= PROBLEM TO SOLVE =
Count up the lines in the following listing that hold the word "JSON", then give only that count.

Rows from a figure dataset
####
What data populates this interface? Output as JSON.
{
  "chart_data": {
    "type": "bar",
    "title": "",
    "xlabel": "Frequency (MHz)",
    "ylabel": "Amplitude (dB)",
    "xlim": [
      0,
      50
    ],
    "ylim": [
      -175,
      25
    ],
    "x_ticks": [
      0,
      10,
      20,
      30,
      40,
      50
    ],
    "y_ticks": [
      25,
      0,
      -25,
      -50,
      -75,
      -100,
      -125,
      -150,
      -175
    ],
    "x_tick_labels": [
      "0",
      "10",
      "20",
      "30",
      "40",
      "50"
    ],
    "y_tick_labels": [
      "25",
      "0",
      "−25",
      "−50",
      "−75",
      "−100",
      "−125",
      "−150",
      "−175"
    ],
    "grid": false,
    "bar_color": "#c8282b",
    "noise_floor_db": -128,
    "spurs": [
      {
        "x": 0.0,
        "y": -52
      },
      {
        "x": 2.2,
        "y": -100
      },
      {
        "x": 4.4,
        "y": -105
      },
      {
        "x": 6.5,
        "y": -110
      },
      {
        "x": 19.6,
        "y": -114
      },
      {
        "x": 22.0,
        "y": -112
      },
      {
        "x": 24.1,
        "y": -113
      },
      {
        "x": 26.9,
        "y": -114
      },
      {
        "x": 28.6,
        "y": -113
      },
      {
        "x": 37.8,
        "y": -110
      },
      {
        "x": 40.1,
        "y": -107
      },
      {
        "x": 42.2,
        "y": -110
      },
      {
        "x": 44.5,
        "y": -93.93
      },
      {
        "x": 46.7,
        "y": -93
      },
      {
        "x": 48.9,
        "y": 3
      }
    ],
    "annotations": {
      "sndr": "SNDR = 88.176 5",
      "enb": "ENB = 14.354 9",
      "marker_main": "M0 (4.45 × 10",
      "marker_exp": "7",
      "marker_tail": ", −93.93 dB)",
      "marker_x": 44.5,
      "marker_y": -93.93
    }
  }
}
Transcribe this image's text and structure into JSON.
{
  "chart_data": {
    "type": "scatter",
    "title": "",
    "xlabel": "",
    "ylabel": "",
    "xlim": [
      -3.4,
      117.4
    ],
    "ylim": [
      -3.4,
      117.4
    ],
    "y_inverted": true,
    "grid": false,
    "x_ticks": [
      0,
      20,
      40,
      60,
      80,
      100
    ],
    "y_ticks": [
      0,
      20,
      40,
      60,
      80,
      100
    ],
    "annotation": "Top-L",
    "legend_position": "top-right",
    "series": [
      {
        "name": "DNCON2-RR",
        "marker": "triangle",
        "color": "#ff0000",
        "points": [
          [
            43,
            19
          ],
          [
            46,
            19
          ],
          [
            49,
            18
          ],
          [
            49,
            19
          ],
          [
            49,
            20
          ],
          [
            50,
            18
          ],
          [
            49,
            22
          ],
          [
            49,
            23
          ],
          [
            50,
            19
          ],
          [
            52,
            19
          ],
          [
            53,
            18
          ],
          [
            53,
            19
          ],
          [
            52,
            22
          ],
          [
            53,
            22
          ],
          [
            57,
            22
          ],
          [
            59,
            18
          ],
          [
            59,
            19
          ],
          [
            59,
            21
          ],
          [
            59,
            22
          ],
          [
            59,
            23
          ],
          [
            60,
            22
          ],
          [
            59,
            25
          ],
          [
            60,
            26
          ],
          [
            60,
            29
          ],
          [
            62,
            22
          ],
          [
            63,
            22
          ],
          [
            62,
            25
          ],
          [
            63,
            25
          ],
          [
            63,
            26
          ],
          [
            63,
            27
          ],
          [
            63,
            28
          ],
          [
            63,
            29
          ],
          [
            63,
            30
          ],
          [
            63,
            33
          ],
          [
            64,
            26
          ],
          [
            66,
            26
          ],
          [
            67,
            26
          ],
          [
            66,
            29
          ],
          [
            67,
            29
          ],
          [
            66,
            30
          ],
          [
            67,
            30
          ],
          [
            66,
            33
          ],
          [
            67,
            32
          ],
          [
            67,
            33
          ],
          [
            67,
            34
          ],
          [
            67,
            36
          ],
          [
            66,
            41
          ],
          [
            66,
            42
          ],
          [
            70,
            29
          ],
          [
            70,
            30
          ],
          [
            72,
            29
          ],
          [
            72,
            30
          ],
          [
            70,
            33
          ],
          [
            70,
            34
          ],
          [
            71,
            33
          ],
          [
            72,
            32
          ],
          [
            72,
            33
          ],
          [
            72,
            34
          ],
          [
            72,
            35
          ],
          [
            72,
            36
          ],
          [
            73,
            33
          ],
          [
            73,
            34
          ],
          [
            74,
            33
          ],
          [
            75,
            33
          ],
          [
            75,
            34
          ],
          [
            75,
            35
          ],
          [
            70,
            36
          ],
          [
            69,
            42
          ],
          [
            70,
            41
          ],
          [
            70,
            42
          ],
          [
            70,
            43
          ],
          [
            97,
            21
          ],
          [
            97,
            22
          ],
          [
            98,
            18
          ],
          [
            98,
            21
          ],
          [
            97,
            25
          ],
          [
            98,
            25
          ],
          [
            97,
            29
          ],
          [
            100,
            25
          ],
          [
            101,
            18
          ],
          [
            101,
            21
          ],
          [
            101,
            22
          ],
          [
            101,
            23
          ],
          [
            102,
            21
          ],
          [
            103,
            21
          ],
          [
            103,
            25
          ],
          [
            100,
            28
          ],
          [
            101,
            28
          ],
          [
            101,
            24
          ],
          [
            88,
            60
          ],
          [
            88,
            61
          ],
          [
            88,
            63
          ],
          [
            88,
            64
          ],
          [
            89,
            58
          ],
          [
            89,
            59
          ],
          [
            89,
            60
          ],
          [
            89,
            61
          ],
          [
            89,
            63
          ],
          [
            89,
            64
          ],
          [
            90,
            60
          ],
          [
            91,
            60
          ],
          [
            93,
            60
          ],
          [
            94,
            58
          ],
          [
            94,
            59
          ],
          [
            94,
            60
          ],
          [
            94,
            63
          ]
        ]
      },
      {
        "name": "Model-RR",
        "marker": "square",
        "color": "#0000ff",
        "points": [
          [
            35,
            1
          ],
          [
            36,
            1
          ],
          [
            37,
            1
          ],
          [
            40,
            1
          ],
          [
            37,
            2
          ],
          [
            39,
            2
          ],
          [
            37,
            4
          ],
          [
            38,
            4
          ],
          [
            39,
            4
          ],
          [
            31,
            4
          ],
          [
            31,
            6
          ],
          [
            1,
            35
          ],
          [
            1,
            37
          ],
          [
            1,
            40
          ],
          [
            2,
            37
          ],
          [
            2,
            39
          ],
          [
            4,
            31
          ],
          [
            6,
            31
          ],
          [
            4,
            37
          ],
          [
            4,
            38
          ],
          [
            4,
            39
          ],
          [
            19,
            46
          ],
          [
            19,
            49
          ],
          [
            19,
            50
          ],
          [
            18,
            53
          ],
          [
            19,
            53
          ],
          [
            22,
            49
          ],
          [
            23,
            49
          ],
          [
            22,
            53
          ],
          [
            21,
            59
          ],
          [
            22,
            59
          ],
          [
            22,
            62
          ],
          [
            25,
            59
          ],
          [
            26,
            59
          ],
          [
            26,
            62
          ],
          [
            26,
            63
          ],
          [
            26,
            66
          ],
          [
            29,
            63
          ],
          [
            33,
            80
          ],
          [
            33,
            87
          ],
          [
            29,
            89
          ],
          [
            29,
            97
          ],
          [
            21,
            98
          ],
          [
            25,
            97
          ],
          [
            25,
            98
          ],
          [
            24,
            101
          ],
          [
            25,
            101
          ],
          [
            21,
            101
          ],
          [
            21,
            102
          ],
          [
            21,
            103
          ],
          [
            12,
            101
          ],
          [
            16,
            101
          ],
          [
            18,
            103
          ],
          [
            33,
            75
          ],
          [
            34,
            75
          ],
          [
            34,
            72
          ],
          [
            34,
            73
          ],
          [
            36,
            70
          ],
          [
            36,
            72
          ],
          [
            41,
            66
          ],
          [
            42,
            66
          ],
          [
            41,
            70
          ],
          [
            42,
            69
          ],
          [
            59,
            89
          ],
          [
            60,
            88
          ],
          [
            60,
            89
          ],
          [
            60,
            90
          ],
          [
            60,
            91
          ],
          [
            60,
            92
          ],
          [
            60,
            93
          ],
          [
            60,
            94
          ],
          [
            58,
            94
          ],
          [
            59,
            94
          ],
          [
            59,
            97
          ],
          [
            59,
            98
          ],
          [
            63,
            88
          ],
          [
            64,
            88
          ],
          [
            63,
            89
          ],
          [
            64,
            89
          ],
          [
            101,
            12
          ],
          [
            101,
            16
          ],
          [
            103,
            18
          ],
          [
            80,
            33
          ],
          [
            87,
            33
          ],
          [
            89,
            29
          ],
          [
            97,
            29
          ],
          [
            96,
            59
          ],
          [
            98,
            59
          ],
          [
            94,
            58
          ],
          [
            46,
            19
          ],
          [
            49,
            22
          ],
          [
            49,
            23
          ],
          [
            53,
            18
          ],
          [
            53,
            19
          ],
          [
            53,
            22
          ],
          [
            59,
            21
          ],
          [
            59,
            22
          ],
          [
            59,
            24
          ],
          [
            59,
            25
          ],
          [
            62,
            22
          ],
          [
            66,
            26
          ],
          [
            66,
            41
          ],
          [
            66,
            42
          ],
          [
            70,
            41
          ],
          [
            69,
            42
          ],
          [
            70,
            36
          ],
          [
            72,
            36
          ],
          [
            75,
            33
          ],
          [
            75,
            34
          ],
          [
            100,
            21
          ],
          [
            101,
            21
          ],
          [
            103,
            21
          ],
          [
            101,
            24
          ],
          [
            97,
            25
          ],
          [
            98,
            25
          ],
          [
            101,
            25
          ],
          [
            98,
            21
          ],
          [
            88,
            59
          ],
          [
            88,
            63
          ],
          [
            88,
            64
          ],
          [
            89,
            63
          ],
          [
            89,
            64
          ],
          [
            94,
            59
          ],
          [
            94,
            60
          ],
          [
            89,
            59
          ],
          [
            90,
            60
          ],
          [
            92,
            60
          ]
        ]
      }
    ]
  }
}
####
= RESULT FOR THIS EXERCISE =
2